• _Exercise prompt_
Report every line in the listing that contains the string "RACIONALIZACIÓN".

• _Records for this task_

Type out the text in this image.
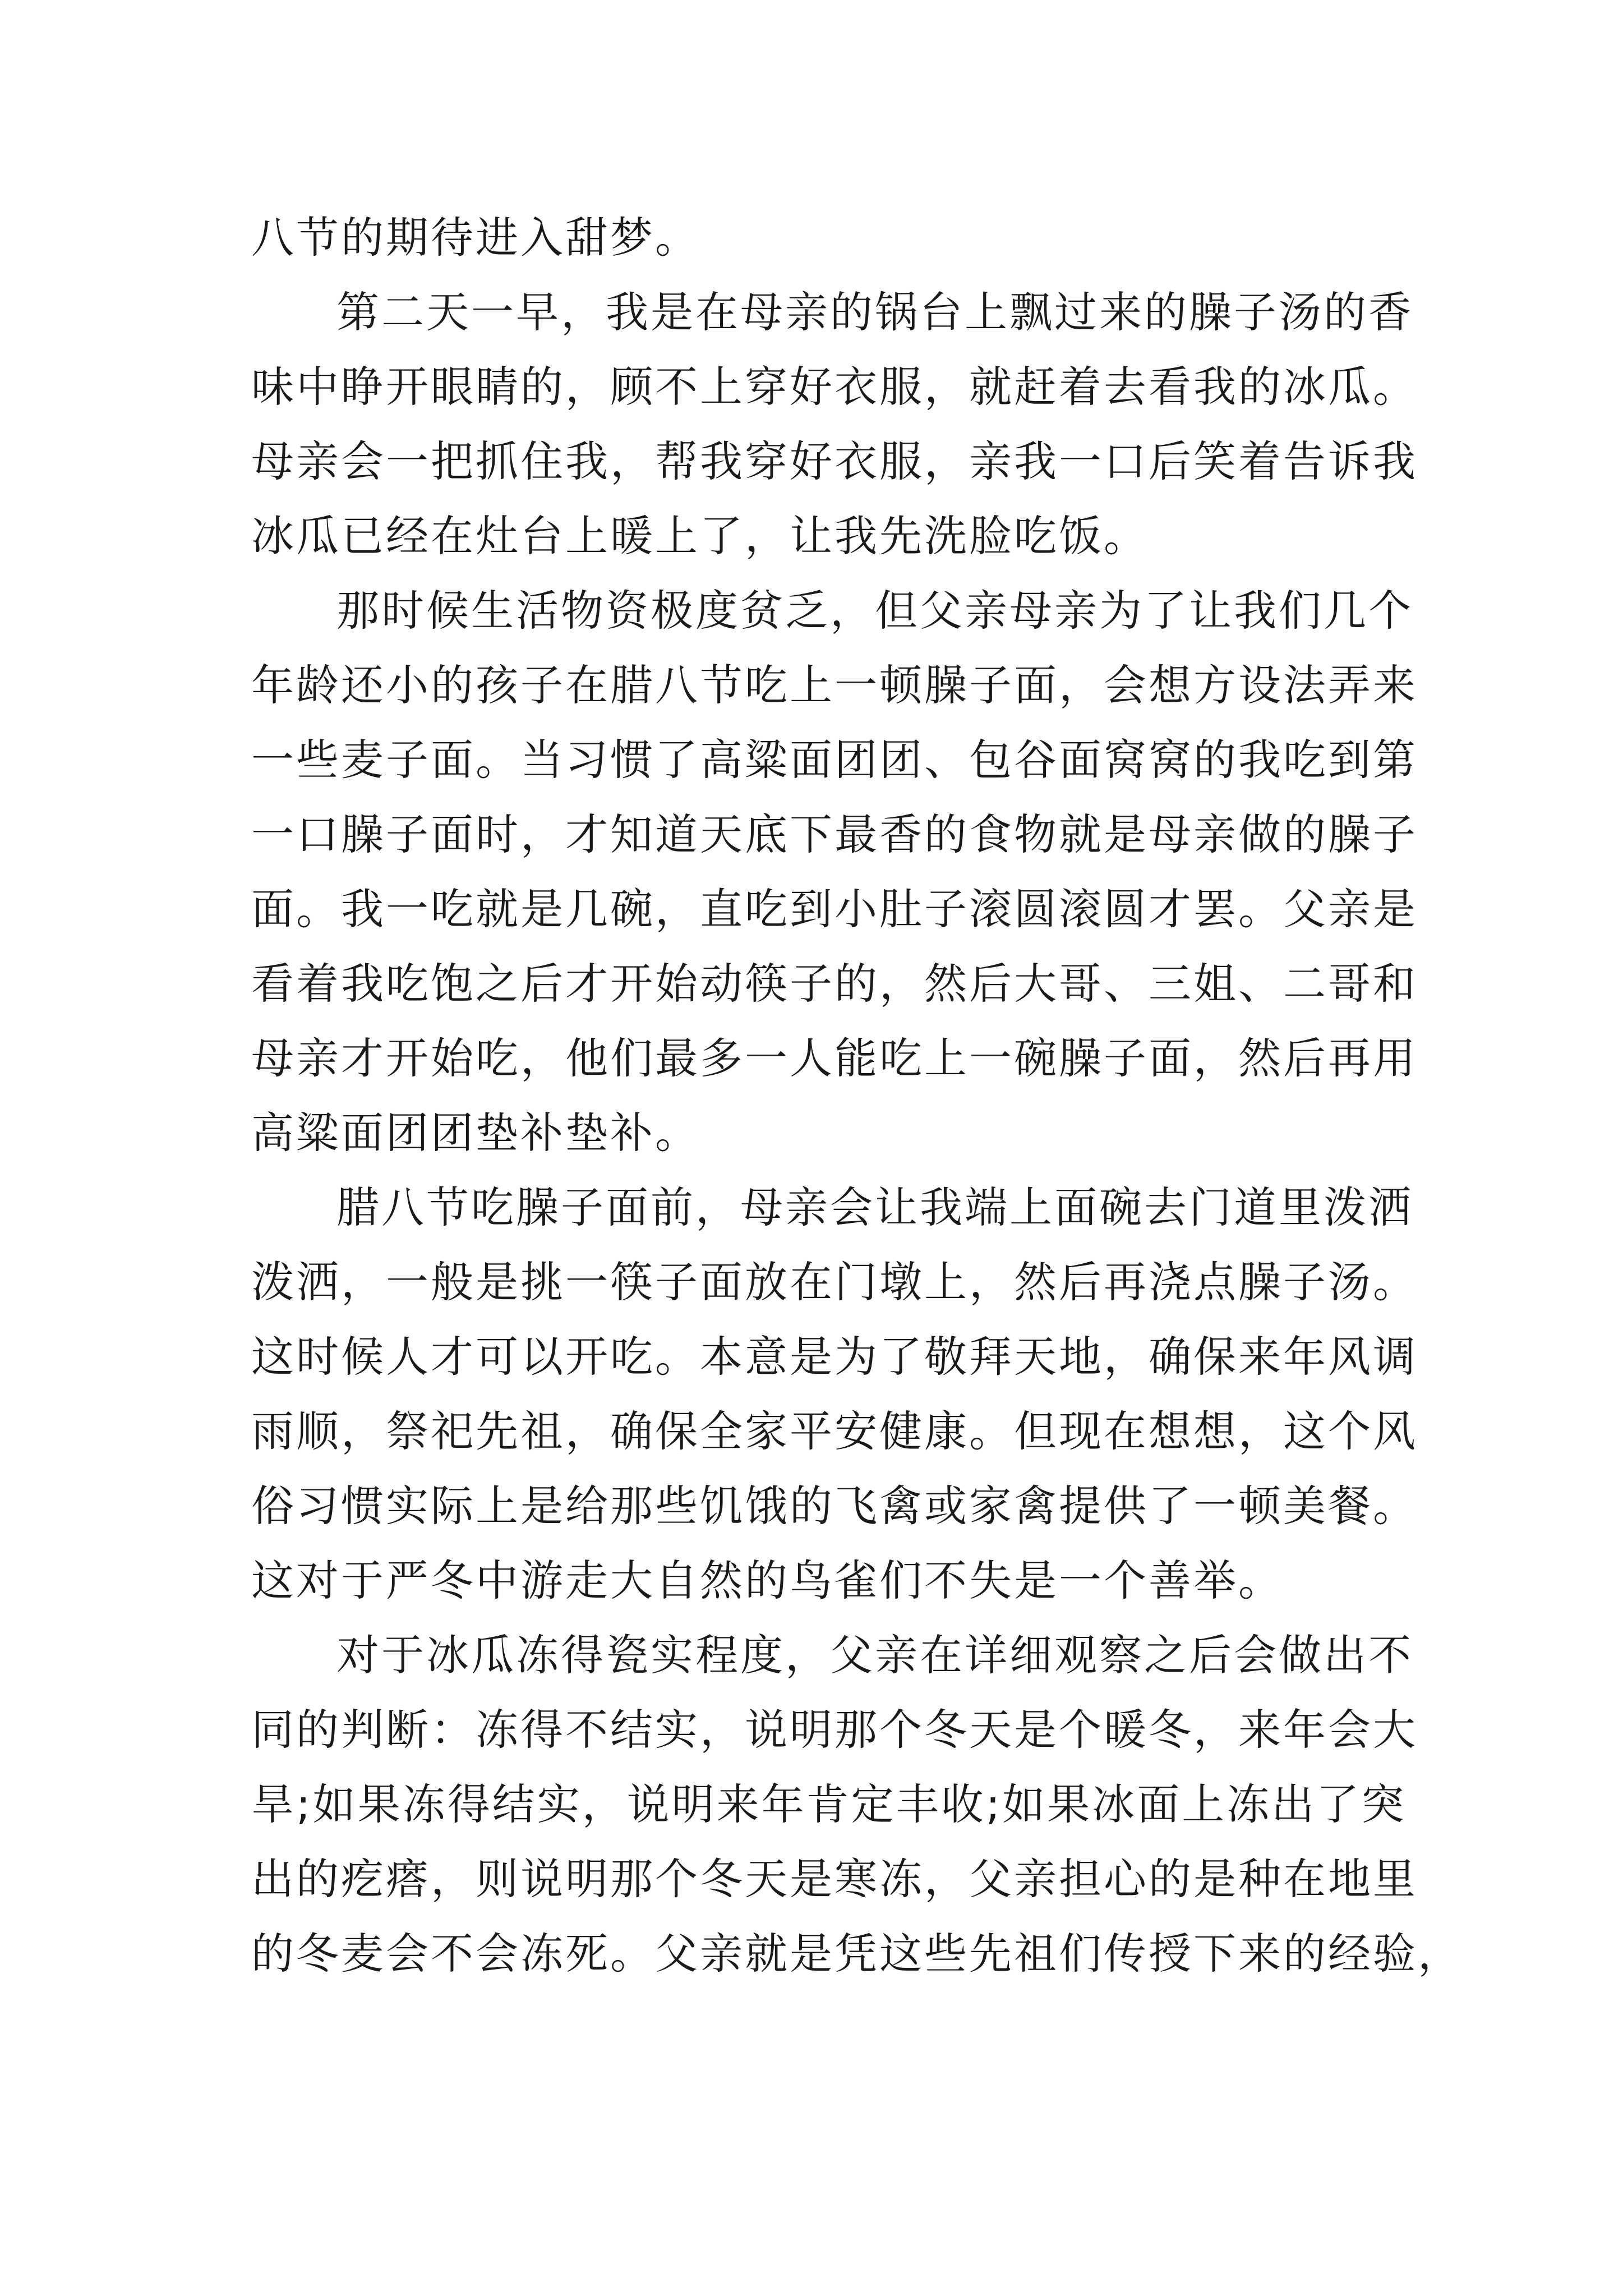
八节的期待进入甜梦。
第二天一早，我是在母亲的锅台上飘过来的臊子汤的香
味中睁开眼睛的，顾不上穿好衣服，就赶着去看我的冰瓜。
母亲会一把抓住我，帮我穿好衣服，亲我一口后笑着告诉我
冰瓜已经在灶台上暖上了，让我先洗脸吃饭。
那时候生活物资极度贫乏，但父亲母亲为了让我们几个
年龄还小的孩子在腊八节吃上一顿臊子面，会想方设法弄来
一些麦子面。当习惯了高粱面团团、包谷面窝窝的我吃到第
一口臊子面时，才知道天底下最香的食物就是母亲做的臊子
面。我一吃就是几碗，直吃到小肚子滚圆滚圆才罢。父亲是
看着我吃饱之后才开始动筷子的，然后大哥、三姐、二哥和
母亲才开始吃，他们最多一人能吃上一碗臊子面，然后再用
高粱面团团垫补垫补。
腊八节吃臊子面前，母亲会让我端上面碗去门道里泼洒
泼洒，一般是挑一筷子面放在门墩上，然后再浇点臊子汤。
这时候人才可以开吃。本意是为了敬拜天地，确保来年风调
雨顺，祭祀先祖，确保全家平安健康。但现在想想，这个风
俗习惯实际上是给那些饥饿的飞禽或家禽提供了一顿美餐。
这对于严冬中游走大自然的鸟雀们不失是一个善举。
对于冰瓜冻得瓷实程度，父亲在详细观察之后会做出不
同的判断：冻得不结实，说明那个冬天是个暖冬，来年会大
旱;如果冻得结实，说明来年肯定丰收;如果冰面上冻出了突
出的疙瘩，则说明那个冬天是寒冻，父亲担心的是种在地里
的冬麦会不会冻死。父亲就是凭这些先祖们传授下来的经验，
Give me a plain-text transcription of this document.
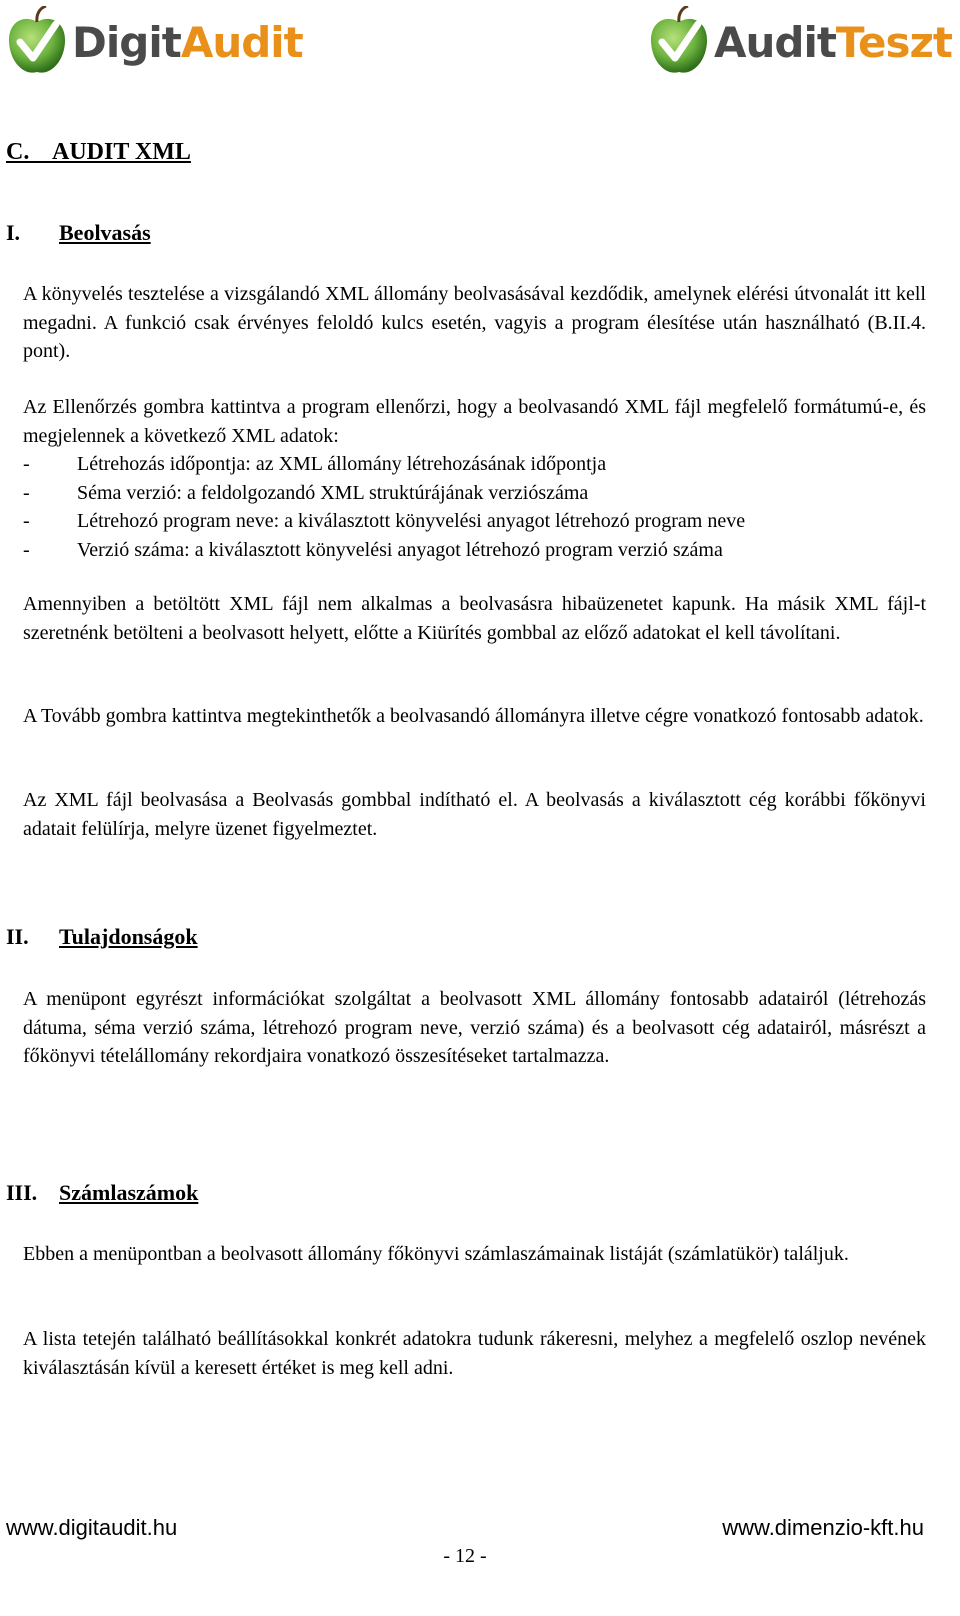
DigitAudit	AuditTeszt
C.    AUDIT XML
I. Beolvasás

A könyvelés tesztelése a vizsgálandó XML állomány beolvasásával kezdődik, amelynek elérési útvonalát itt kell megadni. A funkció csak érvényes feloldó kulcs esetén, vagyis a program élesítése után használható (B.II.4. pont).

Az Ellenőrzés gombra kattintva a program ellenőrzi, hogy a beolvasandó XML fájl megfelelő formátumú-e, és megjelennek a következő XML adatok:

-	Létrehozás időpontja: az XML állomány létrehozásának időpontja
-	Séma verzió: a feldolgozandó XML struktúrájának verziószáma
-	Létrehozó program neve: a kiválasztott könyvelési anyagot létrehozó program neve
-	Verzió száma: a kiválasztott könyvelési anyagot létrehozó program verzió száma

Amennyiben a betöltött XML fájl nem alkalmas a beolvasásra hibaüzenetet kapunk. Ha másik XML fájl-t szeretnénk betölteni a beolvasott helyett, előtte a Kiürítés gombbal az előző adatokat el kell távolítani.

A Tovább gombra kattintva megtekinthetők a beolvasandó állományra illetve cégre vonatkozó fontosabb adatok.

Az XML fájl beolvasása a Beolvasás gombbal indítható el. A beolvasás a kiválasztott cég korábbi főkönyvi adatait felülírja, melyre üzenet figyelmeztet.

II. Tulajdonságok

A menüpont egyrészt információkat szolgáltat a beolvasott XML állomány fontosabb adatairól (létrehozás dátuma, séma verzió száma, létrehozó program neve, verzió száma) és a beolvasott cég adatairól, másrészt a főkönyvi tételállomány rekordjaira vonatkozó összesítéseket tartalmazza.

III. Számlaszámok

Ebben a menüpontban a beolvasott állomány főkönyvi számlaszámainak listáját (számlatükör) találjuk.

A lista tetején található beállításokkal konkrét adatokra tudunk rákeresni, melyhez a megfelelő oszlop nevének kiválasztásán kívül a keresett értéket is meg kell adni.

www.digitaudit.hu	www.dimenzio-kft.hu
- 12 -
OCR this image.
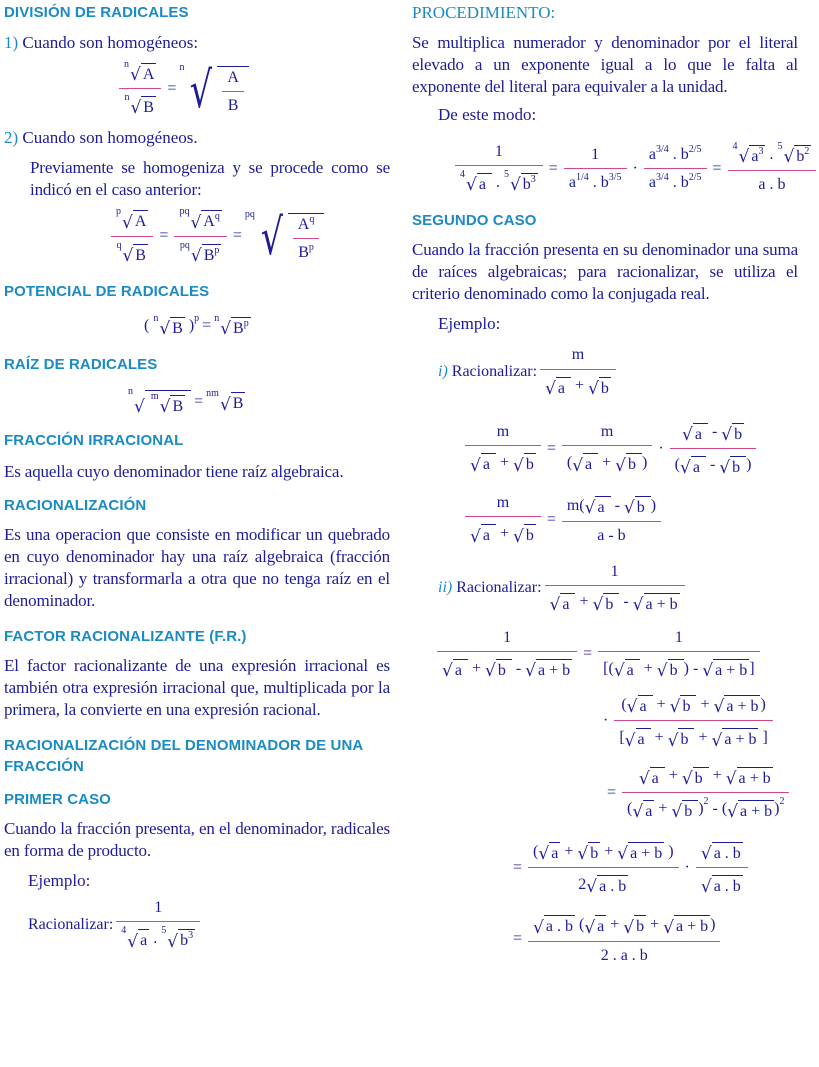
DIVISIÓN DE RADICALES
1) Cuando son homogéneos:
n
√ A
n
√ B =
n √ $\frac{A}{B}$
2) Cuando son homogéneos.
Previamente se homogeniza y se procede como se indicó en el caso anterior:
p
√ A
q
√ B = pq
√ A q
pq
√ B p =
pq √ $\frac{\text{A q}}{\text{B p}}$
POTENCIAL DE RADICALES
( n
√ B ) p = n
√ B p
RAÍZ DE RADICALES
n
√

m
√ B
= nm
√ B
FRACCIÓN IRRACIONAL
Es aquella cuyo denominador tiene raíz algebraica.
RACIONALIZACIÓN
Es una operacion que consiste en modificar un quebrado en cuyo denominador hay una raíz algebraica (fracción irracional) y transformarla a otra que no tenga raíz en el denominador.
FACTOR RACIONALIZANTE (F.R.)
El factor racionalizante de una expresión irracional es también otra expresión irracional que, multiplicada por la primera, la convierte en una expresión racional.
RACIONALIZACIÓN DEL DENOMINADOR DE UNA FRACCIÓN
PRIMER CASO
Cuando la fracción presenta, en el denominador, radicales en forma de producto.
Ejemplo:
Racionalizar: 1
4
√ a . 5
√ b 3
PROCEDIMIENTO:
Se multiplica numerador y denominador por el literal elevado a un exponente igual a lo que le falta al exponente del literal para equivaler a la unidad.
De este modo:
1
4
√ a . 5
√ b $3 = \frac{1}{a 1/4 . b 3/5} \cdot \frac{a 3/4 . b 2/5}{a 3/4 . b 2/5} = 4$
√ a 3 . 5
√ b 2
a . b
SEGUNDO CASO
Cuando la fracción presenta en su denominador una suma de raíces algebraicas; para racionalizar, se utiliza el criterio denominado como la conjugada real.
Ejemplo:
i)
Racionalizar: $\frac{m}{√ a + √ b}$
$\frac{m}{√ a + √ b} = \frac{m}{( √ a + √ b )} \cdot \frac{√ a - √ b}{( √ a - √ b )}$
$\frac{m}{√ a + √ b} = \frac{m( √ a - √ b )}{a - b}$
ii)
Racionalizar: $\frac{1}{√ a + √ b - √ a + b}$
$\frac{1}{√ a + √ b - √ a + b} = \frac{1}{[( √ a + √ b ) - √ a + b ]}$
· $\frac{( √ a + √ b + √ a + b )}{[ √ a + √ b + √ a + b ]}$
= $\frac{√ a + √ b + √ a + b}{( √ a + √ b ) 2 - ( √ a + b ) 2}$
= $\frac{( √ a + √ b + √ a + b )}{2 √ a . b} \cdot \frac{√ a . b}{√ a . b}$
= $\frac{√ a . b ( √ a + √ b + √ a + b )}{2 . a . b}$
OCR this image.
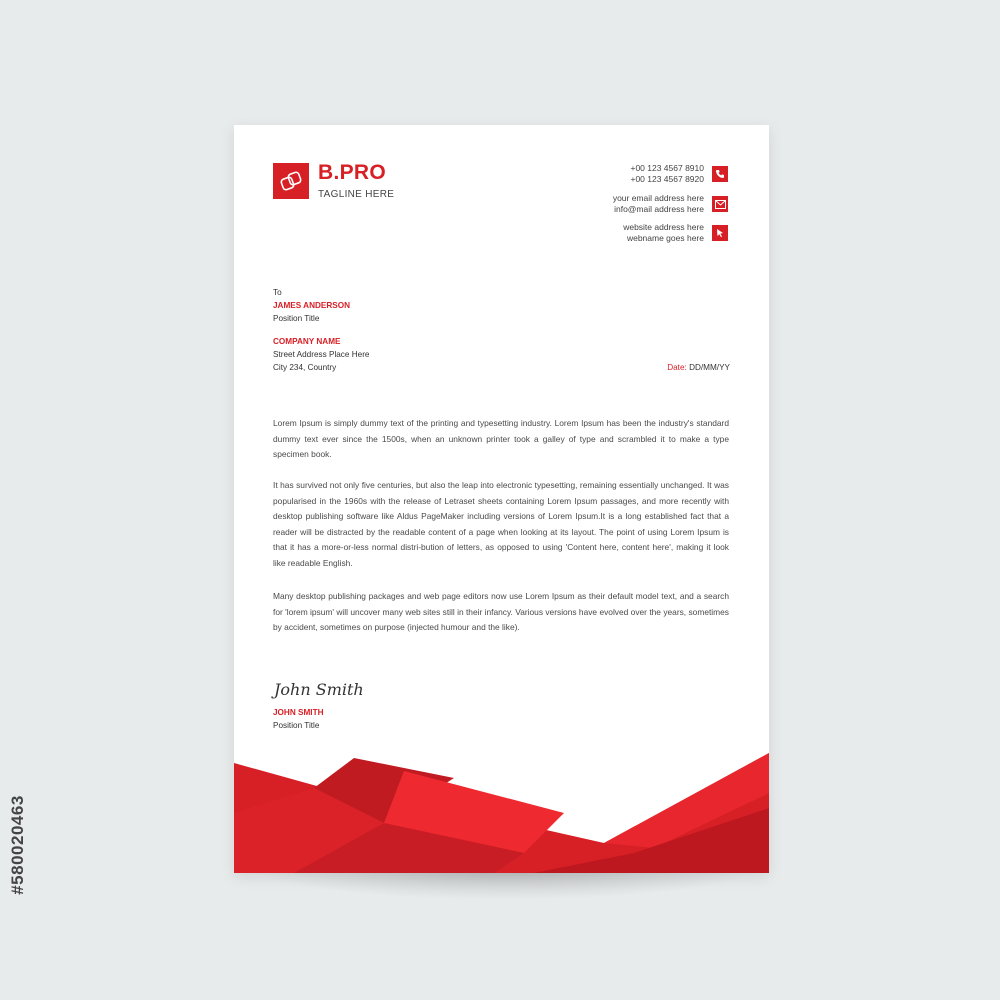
#580020463
B.PRO
TAGLINE HERE
+00 123 4567 8910
+00 123 4567 8920
your email address here
info@mail address here
website address here
webname goes here
To
JAMES ANDERSON
Position Title
COMPANY NAME
Street Address Place Here
City 234, Country	Date: DD/MM/YY
Lorem Ipsum is simply dummy text of the printing and typesetting industry. Lorem Ipsum has been the industry's standard dummy text ever since the 1500s, when an unknown printer took a galley of type and scrambled it to make a type specimen book.
It has survived not only five centuries, but also the leap into electronic typesetting, remaining essentially unchanged. It was popularised in the 1960s with the release of Letraset sheets containing Lorem Ipsum passages, and more recently with desktop publishing software like Aldus PageMaker including versions of Lorem Ipsum.It is a long established fact that a reader will be distracted by the readable content of a page when looking at its layout. The point of using Lorem Ipsum is that it has a more-or-less normal distri-bution of letters, as opposed to using 'Content here, content here', making it look like readable English.
Many desktop publishing packages and web page editors now use Lorem Ipsum as their default model text, and a search for 'lorem ipsum' will uncover many web sites still in their infancy. Various versions have evolved over the years, sometimes by accident, sometimes on purpose (injected humour and the like).
John Smith
JOHN SMITH
Position Title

• _Reply to the exercise_
RACIONALIZACIÓN
RACIONALIZACIÓN DEL DENOMINADOR DE UNA FRACCIÓN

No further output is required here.